Reading text:
-- Opening Marker --

Food as medicine? Somewhere between paleo and AIP. 

I loathe the word “diet”. It always conjures the image of weight loss, I have no need to lose weight, I have no desire to lose weight, I just want to be healthier.

In an effort to help my body heal itself, I have been looking into diets designed to use food as medicine. There are dozens if not hundreds of diets purporting to help cure various chronic, inflammatory diseases; the endometriosis diet, the anti-inflammatory diet, paleo, vegan, whole30, the auto-immune protocol are just a few of the ones I have researched, peer reviewed journals and all. It is important to understand some of the science behind these diets, not one of these diets is a simple change, and they all involve drastic changes and eliminations of major food groups such as dairy. You need to know about your disease, its triggers, pay attention to your own experiences with foods and use some common sense to choose the most appropriate food plan for you.

-- Closing Marker --

Check your understanding:
1) In the piece on food as medicine, copy the part that begins at the words "Food as medicine?" and stops after "to be healthier.", swapping "loathe" for "detest".
2) Extend the piece on using food as medicine, picking up after its final sentence.

Input data:
-- Opening Marker --

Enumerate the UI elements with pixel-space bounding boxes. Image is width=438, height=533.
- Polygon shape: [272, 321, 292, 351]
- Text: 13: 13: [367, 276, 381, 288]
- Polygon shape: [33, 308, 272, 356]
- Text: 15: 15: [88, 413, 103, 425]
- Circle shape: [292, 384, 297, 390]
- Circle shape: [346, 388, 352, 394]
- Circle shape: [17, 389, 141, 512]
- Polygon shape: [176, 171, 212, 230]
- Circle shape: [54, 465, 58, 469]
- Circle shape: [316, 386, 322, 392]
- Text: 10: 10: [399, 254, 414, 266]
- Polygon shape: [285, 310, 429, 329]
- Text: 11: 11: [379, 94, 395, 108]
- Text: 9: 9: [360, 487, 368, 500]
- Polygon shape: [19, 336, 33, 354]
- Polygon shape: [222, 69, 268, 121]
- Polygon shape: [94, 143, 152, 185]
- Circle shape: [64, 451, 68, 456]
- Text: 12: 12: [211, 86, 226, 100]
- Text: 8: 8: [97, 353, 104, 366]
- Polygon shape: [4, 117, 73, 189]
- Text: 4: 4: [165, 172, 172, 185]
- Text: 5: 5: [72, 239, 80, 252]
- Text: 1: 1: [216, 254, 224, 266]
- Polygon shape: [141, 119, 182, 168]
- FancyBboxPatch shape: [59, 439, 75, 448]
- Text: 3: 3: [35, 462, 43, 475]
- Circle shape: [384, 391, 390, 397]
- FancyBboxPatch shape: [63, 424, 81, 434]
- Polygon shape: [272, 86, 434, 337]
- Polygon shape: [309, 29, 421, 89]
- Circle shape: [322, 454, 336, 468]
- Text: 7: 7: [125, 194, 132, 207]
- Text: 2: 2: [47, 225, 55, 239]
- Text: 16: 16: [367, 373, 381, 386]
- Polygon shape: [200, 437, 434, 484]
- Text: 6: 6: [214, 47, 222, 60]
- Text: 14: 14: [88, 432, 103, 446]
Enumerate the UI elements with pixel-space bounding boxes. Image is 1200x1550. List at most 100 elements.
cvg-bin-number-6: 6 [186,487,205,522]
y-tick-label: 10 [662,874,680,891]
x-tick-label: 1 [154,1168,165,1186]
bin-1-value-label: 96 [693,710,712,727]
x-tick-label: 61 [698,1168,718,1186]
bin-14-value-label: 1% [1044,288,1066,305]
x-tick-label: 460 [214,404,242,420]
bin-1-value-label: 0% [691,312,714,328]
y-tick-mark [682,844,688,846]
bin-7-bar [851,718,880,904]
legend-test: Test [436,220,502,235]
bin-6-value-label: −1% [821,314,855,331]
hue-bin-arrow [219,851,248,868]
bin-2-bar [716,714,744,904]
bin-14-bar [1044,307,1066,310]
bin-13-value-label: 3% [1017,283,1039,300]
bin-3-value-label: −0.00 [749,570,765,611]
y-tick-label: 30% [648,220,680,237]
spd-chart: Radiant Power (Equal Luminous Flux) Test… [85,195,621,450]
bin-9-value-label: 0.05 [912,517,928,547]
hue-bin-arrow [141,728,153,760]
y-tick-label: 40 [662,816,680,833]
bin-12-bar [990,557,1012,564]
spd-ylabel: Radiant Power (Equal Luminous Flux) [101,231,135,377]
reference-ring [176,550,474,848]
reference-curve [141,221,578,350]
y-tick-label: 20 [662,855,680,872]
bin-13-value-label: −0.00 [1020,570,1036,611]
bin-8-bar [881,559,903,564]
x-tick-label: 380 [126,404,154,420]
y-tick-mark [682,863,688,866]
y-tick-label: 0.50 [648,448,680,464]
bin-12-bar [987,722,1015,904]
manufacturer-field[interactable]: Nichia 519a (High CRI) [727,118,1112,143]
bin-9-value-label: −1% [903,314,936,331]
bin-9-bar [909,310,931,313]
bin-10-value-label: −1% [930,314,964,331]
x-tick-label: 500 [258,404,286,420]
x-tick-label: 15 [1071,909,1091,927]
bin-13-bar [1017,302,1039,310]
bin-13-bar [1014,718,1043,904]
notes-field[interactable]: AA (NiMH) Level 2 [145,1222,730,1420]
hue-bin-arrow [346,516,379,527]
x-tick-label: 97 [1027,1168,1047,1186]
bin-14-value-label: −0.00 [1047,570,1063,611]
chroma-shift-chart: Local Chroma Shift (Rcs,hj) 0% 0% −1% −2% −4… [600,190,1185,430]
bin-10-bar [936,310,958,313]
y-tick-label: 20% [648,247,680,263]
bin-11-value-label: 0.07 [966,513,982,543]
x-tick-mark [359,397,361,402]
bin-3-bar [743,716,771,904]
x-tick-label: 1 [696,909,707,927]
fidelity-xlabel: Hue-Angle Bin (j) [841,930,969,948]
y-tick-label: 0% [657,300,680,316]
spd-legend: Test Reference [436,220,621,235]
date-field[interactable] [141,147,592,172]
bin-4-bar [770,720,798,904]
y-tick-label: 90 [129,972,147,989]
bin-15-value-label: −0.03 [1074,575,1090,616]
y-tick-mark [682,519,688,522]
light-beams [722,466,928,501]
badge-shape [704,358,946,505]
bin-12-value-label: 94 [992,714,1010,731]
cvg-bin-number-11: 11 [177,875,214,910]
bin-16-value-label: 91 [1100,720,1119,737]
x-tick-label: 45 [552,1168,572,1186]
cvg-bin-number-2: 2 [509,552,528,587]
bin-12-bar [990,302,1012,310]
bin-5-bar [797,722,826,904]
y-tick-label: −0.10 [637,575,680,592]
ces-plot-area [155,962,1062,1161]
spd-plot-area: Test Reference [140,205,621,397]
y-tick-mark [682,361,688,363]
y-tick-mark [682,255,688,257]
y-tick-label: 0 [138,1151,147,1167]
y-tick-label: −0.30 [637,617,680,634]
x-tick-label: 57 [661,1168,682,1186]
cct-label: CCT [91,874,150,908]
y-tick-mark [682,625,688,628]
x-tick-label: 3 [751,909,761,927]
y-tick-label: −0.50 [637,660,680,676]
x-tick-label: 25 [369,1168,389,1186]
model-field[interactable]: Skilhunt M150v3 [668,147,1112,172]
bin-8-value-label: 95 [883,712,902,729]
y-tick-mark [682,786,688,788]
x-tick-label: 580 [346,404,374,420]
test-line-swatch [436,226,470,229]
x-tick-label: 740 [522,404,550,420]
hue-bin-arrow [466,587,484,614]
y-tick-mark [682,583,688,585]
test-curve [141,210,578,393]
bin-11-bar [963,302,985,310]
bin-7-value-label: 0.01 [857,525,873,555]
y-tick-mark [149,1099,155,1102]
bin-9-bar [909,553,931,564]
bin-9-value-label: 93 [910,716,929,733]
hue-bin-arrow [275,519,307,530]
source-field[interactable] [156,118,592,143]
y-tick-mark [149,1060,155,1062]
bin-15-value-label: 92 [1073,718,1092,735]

-- Closing Marker --

Activity answers:
1)
Food as medicine? Somewhere between paleo and AIP. 

I detest the word “diet”. It always conjures the image of weight loss, I have no need to lose weight, I have no desire to lose weight, I just want to be healthier.

2)
For me, an essential criterion for this diet was feeling confident that I could stick with it. Giving up everything I find enjoyable would inevitably lead to failure and what would be the point in doing it at all? The best fit diet for me through my research was the auto-immune protocol (AIP), which is in essence a stripped back version of paleo. The idea behind this diet is to consume foods that our body evolved to eat, to eat only what our hunter gatherer ancestors would have has access t, so this eliminates farmed foods such as grains, dairy and processed sugar. The AIP protocol takes things one step further by eliminating other common irritants to the body such as eggs, seeds, nuts, the nightshade family (white potatoes, tomatoes etc), you have also to limit your fruit intake. This was a step too far for me. I couldn’t get passed the restrictions, just thinking about taking on this protocol make me sad and despondent, not the best of starts.

I decided the most realistic chance of success for me was to go with Paleo but cut out a few additional food groups, mainly the nightshades. Keeping eggs, seeds and nuts and fruit gave me a foundation for breakfast which I felt was lacking in AIP and I know me, I know if I don’t get breakfast nailed I will fall off the diet wagon. I have never had any reaction that I am aware of with nuts or fruit, but I have had reaction from eating too many eggs, so I limit myself to two a day and may eliminate these in the future once I have adjusted to some of the other restrictions.

Is it working?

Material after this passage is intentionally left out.